The Addison's story didn't stick,
but Johnson kept fighting anyway -

he still couldn't believe
Jack Kennedy, of all people,

could take the nomination
away from him.

For six days and nights
we had 24-hour sessions.

Six days and nights
I had to deliver a quorum of 51 men,

on a moment's notice,

to keep the Senate in session,
to get any bill at all.

And I'm proud to tell you
that, on those 50 quorum calls,

Lyndon Johnson
answered every one of them.

(CROWD CHEERS)

Although, some men
who would be president...

..on a civil rights platform,
answered none.

Let me just say that I appreciate
what Senator Johnson had to say.

He made some general references

to, uh, perhaps the shortcomings
of other presidential candidates.

But, as he was not specific,

I assume he was talking
about some of the other candidates

and not about me.

Kennedy parried Johnson
with the grace of a sure winner.

Bobby, meanwhile,
was working the phones,

keeping a white-knuckle grip on
his brother's committed delegates.

He knew Johnson operatives were
still trying to peel them away.

California cast 7.5 votes
for Johnson...

..33.5 votes for Kennedy...

SEIGENTHALER: The Kennedy campaign

thought they had
every hole plugged...

..next president of
the United States - John F. Kennedy.

..and were aware that,
if something came unplugged,

they wanted to be
on top of it immediately.

Senator Kennedy - 104.5 votes.

And every delegation was covered.

Wyoming's vote remits majority
to Senator Kennedy.

The motion is
that the rules be suspended

and that John F. Kennedy

be nominated for president
of the United States

by acclamation.

(CROWD CHEERS)

Ladies and gentlemen, your nominee,

and the next president of
the United States - John F. Kennedy!

CARO: The next morning at 6:30,

the phone rings
in Bobby Kennedy's suite.

It's his brother.

He says, "Count up
how many votes we have

"if we take the Northeast,
the eastern states, plus Texas."

Bobby Kennedy calls in
two of his top advisors,

Ken O'Donnell
and Pierre Salinger.

He says to them,
"Count up these votes, plus Texas."

Salinger, as he calls, says,

"You're not thinking of nominating
Lyndon Johnson. You can't do that!"

Kennedy knew how Johnson
talked about him -

"Little Johnny" or "Sonny Boy",

"Heard his paediatricians have
given him a clean bill of health."

And he knew his brother Bobby
despised Johnson.

But hatred was one of the few
luxuries Kennedy could not afford,

not in picking a running mate.

The numbers said he needed
to win Texas to win the presidency,

and there was one man
who could deliver the state.

● ● ● ● ●

**WRITTEN INSTRUCTION 1:**
Quote the entries word for word, from their first line up to and including the line that contains "x-tick-label: 0: [620, 438, 632, 458]".

**PROVIDED MATERIAL:**
● ● ● ● ●

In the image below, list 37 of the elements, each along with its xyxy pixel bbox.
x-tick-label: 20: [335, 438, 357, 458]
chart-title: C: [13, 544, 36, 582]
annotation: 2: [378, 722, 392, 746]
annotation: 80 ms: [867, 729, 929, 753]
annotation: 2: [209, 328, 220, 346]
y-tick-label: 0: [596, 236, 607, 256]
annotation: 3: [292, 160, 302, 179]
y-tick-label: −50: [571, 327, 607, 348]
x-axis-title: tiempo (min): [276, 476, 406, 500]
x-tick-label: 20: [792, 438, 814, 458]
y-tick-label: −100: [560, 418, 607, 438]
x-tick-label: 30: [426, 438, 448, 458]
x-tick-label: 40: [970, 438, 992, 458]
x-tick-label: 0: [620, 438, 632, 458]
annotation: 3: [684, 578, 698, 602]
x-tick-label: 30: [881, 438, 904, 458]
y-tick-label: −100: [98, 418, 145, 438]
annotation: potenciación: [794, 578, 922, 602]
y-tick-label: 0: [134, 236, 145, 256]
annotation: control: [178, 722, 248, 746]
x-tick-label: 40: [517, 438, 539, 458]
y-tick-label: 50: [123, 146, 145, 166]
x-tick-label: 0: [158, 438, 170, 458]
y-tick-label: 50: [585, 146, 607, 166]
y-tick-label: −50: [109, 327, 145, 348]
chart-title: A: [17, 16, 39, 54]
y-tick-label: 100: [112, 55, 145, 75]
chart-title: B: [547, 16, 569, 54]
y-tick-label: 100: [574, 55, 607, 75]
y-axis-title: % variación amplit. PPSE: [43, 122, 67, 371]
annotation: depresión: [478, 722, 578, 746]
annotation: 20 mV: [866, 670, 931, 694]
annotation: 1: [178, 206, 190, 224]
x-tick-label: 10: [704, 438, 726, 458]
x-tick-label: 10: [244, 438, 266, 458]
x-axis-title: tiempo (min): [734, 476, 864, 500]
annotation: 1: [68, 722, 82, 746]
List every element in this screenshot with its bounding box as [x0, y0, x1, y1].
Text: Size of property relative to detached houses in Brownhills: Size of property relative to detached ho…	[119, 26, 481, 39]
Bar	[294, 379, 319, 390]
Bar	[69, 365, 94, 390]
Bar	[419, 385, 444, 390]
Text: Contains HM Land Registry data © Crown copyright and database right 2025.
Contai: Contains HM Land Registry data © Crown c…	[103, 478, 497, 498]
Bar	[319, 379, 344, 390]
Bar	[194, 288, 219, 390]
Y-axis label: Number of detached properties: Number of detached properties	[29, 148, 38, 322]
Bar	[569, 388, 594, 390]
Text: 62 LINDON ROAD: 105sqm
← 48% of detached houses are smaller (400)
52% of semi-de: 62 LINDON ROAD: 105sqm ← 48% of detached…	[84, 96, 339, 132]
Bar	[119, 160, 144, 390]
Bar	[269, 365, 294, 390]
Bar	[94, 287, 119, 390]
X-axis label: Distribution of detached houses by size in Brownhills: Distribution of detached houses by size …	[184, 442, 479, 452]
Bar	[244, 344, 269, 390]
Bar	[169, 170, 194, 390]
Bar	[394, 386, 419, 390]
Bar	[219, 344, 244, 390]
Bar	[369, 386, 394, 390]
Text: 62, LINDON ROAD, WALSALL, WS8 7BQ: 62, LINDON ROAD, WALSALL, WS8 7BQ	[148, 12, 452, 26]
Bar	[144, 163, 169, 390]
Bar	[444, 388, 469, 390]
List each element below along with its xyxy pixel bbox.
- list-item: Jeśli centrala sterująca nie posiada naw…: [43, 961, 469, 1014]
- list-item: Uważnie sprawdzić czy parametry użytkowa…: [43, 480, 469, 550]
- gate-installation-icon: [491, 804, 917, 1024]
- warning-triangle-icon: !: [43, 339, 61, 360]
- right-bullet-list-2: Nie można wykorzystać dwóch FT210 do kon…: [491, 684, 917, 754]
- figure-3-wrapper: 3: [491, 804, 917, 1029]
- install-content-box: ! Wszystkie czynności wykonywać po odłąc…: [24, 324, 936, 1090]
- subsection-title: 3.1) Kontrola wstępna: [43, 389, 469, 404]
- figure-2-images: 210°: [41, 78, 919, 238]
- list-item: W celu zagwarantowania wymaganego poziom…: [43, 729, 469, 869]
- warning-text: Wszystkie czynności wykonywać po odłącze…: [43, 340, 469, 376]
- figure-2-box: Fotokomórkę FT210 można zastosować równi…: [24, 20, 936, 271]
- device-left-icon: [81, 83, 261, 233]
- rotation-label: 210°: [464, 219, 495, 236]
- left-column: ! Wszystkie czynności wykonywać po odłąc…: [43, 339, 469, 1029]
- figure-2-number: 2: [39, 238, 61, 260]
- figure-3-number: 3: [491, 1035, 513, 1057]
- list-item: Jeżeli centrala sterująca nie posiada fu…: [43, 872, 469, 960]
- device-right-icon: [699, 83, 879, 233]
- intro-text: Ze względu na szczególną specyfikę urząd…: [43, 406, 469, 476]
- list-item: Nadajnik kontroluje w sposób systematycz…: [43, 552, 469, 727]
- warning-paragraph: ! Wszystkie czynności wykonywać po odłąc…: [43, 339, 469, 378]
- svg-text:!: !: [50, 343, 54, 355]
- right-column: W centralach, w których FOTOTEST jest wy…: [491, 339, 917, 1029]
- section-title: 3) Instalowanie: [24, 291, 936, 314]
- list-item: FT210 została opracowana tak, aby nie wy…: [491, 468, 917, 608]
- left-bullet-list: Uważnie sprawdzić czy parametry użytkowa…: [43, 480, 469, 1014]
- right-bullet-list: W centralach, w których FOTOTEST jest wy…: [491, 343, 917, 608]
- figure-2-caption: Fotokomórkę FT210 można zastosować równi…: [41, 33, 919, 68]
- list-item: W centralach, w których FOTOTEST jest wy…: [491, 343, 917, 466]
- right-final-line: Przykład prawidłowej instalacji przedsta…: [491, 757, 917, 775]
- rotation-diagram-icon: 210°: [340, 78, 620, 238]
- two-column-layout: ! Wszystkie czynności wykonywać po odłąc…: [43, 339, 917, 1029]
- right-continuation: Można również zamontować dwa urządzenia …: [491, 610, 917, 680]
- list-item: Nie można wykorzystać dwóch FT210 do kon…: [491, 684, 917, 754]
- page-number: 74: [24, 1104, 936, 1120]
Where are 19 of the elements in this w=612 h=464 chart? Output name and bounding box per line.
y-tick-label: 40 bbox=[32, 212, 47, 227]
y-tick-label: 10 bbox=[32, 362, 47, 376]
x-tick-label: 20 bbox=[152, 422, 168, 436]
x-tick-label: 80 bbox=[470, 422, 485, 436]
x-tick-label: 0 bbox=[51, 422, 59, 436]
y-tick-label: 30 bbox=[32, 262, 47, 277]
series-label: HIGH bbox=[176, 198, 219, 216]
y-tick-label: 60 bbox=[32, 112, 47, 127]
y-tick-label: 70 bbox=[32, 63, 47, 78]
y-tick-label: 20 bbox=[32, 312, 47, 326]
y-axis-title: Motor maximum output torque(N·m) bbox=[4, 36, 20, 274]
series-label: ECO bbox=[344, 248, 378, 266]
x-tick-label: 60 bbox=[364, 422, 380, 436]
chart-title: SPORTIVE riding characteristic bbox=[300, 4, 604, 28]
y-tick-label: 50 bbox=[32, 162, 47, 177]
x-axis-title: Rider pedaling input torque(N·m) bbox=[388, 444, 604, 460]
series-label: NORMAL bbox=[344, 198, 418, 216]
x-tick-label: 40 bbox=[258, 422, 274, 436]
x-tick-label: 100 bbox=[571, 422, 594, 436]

● ● ● ● ●

**WRITTEN INSTRUCTION 2:**
Continue the transcript about Kennedy and Johnson at the 1960 convention from its final line.

**WRITTEN RESPONSE 1:**
In the image below, list 37 of the elements, each along with its xyxy pixel bbox.
x-tick-label: 20: [335, 438, 357, 458]
chart-title: C: [13, 544, 36, 582]
annotation: 2: [378, 722, 392, 746]
annotation: 80 ms: [867, 729, 929, 753]
annotation: 2: [209, 328, 220, 346]
y-tick-label: 0: [596, 236, 607, 256]
annotation: 3: [292, 160, 302, 179]
y-tick-label: −50: [571, 327, 607, 348]
x-axis-title: tiempo (min): [276, 476, 406, 500]
x-tick-label: 20: [792, 438, 814, 458]
y-tick-label: −100: [560, 418, 607, 438]
x-tick-label: 30: [426, 438, 448, 458]
x-tick-label: 40: [970, 438, 992, 458]
x-tick-label: 0: [620, 438, 632, 458]

**WRITTEN RESPONSE 2:**
WOFFORD: Robert Kennedy
tried to stop it.

He went down to try to persuade
Johnson not to accept it,

that the opposition to him
was too great.

HUGHES: I remember
how haggard Bobby looked.

Johnson obviously had told him

that he didn't want to speak
to his brother's spokesman,

he wanted to speak to his brother.

"If Jack has anything to say,
he can call me.

"Here's my phone number."

Senator Kennedy announced his choice

as Senator Lyndon Baines Johnson
of the state of Texas,

the Senate Majority Leader,

and his foremost rival
for the presidential nomination...

There are many compartments
in Jack's mind.

I think the main one was
that he wanted to win.

REPORTER: And there is
the presidential candidate,

Senator John Kennedy
of Massachusetts,

as he comes out of the
Biltmore hotel to come to his car.

This motorcade will drive the three
miles out here to the colosseum.

John F. Kennedy
had never lost an election.

And now, against all odds,
at age 43,

he was just one win
away from the presidency.

He was confident he could get there.

What the American voters craved -
Kennedy had come to understand -

was a good story.

And the set piece Kennedy would
campaign on in the general election

had it all -

good versus evil,
freedom versus slavery,

a youthful paladin -
that would be himself -

and his powerful antagonist, the
Soviet Premier, Nikita Khrushchev,

who proved the perfect foil in 1960.

For the world is changing.
The old era is ending.

The old ways will not do.

Abroad, the balance of power
is shifting.

New and more terrible weapons
are coming into use.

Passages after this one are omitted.